# start of GIVEN DATA

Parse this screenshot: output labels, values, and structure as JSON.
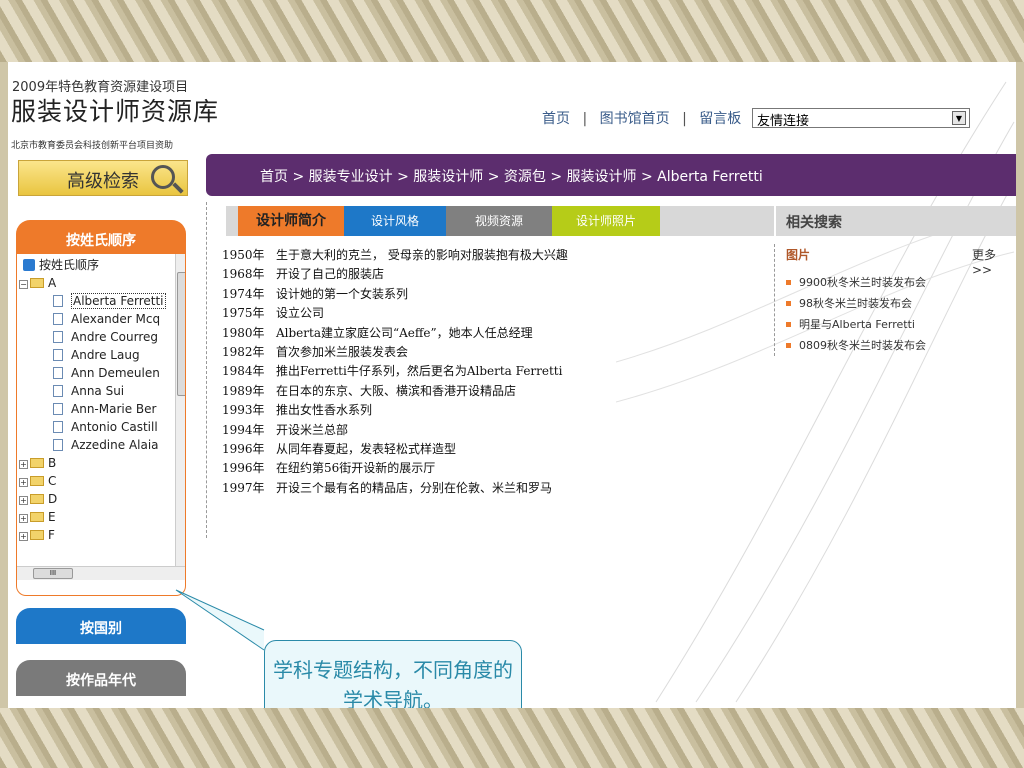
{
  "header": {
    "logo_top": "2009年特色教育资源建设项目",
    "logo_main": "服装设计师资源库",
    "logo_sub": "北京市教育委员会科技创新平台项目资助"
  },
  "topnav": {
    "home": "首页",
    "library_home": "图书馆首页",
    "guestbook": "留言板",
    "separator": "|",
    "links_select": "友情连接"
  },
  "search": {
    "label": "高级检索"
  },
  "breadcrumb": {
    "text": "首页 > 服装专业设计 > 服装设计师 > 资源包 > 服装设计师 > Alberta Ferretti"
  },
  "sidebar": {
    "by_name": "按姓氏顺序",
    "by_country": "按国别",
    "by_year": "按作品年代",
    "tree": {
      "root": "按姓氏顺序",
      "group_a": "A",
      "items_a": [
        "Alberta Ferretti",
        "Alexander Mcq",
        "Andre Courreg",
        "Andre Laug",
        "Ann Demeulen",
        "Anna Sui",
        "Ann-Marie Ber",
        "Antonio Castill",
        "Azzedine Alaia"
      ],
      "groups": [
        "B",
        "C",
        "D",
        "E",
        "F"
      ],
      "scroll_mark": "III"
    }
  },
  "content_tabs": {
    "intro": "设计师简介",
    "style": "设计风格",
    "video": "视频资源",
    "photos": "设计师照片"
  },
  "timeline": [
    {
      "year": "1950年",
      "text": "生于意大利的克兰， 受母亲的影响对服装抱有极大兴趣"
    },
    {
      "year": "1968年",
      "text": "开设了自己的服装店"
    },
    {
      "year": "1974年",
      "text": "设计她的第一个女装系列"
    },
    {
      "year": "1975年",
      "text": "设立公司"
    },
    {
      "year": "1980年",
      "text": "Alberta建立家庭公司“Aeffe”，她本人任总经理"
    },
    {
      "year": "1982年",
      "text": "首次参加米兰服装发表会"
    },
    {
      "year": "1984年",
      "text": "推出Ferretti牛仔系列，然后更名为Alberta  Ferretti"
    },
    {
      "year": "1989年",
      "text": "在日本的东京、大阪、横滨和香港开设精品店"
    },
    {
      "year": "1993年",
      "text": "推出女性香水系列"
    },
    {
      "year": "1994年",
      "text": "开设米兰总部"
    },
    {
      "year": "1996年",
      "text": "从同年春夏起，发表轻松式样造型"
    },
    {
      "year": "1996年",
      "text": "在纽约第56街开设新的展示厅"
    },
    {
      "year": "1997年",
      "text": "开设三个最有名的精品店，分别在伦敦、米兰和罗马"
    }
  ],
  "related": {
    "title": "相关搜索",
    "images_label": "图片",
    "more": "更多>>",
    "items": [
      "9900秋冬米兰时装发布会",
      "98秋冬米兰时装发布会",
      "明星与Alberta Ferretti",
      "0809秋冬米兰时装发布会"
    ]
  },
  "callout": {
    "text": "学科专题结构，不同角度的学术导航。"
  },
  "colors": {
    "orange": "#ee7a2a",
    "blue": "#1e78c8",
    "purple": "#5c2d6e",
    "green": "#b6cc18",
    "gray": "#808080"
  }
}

# end of GIVEN DATA

§ **GIVEN INSTRUCTION**:
Copy out the whole listing exactly, and don't carry over any pictures.

§ **FINISHED EXERCISE**:
Parse this screenshot: output labels, values, and structure as JSON.
{
  "header": {
    "logo_top": "2009年特色教育资源建设项目",
    "logo_main": "服装设计师资源库",
    "logo_sub": "北京市教育委员会科技创新平台项目资助"
  },
  "topnav": {
    "home": "首页",
    "library_home": "图书馆首页",
    "guestbook": "留言板",
    "separator": "|",
    "links_select": "友情连接"
  },
  "search": {
    "label": "高级检索"
  },
  "breadcrumb": {
    "text": "首页 > 服装专业设计 > 服装设计师 > 资源包 > 服装设计师 > Alberta Ferretti"
  },
  "sidebar": {
    "by_name": "按姓氏顺序",
    "by_country": "按国别",
    "by_year": "按作品年代",
    "tree": {
      "root": "按姓氏顺序",
      "group_a": "A",
      "items_a": [
        "Alberta Ferretti",
        "Alexander Mcq",
        "Andre Courreg",
        "Andre Laug",
        "Ann Demeulen",
        "Anna Sui",
        "Ann-Marie Ber",
        "Antonio Castill",
        "Azzedine Alaia"
      ],
      "groups": [
        "B",
        "C",
        "D",
        "E",
        "F"
      ],
      "scroll_mark": "III"
    }
  },
  "content_tabs": {
    "intro": "设计师简介",
    "style": "设计风格",
    "video": "视频资源",
    "photos": "设计师照片"
  },
  "timeline": [
    {
      "year": "1950年",
      "text": "生于意大利的克兰， 受母亲的影响对服装抱有极大兴趣"
    },
    {
      "year": "1968年",
      "text": "开设了自己的服装店"
    },
    {
      "year": "1974年",
      "text": "设计她的第一个女装系列"
    },
    {
      "year": "1975年",
      "text": "设立公司"
    },
    {
      "year": "1980年",
      "text": "Alberta建立家庭公司“Aeffe”，她本人任总经理"
    },
    {
      "year": "1982年",
      "text": "首次参加米兰服装发表会"
    },
    {
      "year": "1984年",
      "text": "推出Ferretti牛仔系列，然后更名为Alberta  Ferretti"
    },
    {
      "year": "1989年",
      "text": "在日本的东京、大阪、横滨和香港开设精品店"
    },
    {
      "year": "1993年",
      "text": "推出女性香水系列"
    },
    {
      "year": "1994年",
      "text": "开设米兰总部"
    },
    {
      "year": "1996年",
      "text": "从同年春夏起，发表轻松式样造型"
    },
    {
      "year": "1996年",
      "text": "在纽约第56街开设新的展示厅"
    },
    {
      "year": "1997年",
      "text": "开设三个最有名的精品店，分别在伦敦、米兰和罗马"
    }
  ],
  "related": {
    "title": "相关搜索",
    "images_label": "图片",
    "more": "更多>>",
    "items": [
      "9900秋冬米兰时装发布会",
      "98秋冬米兰时装发布会",
      "明星与Alberta Ferretti",
      "0809秋冬米兰时装发布会"
    ]
  },
  "callout": {
    "text": "学科专题结构，不同角度的学术导航。"
  },
  "colors": {
    "orange": "#ee7a2a",
    "blue": "#1e78c8",
    "purple": "#5c2d6e",
    "green": "#b6cc18",
    "gray": "#808080"
  }
}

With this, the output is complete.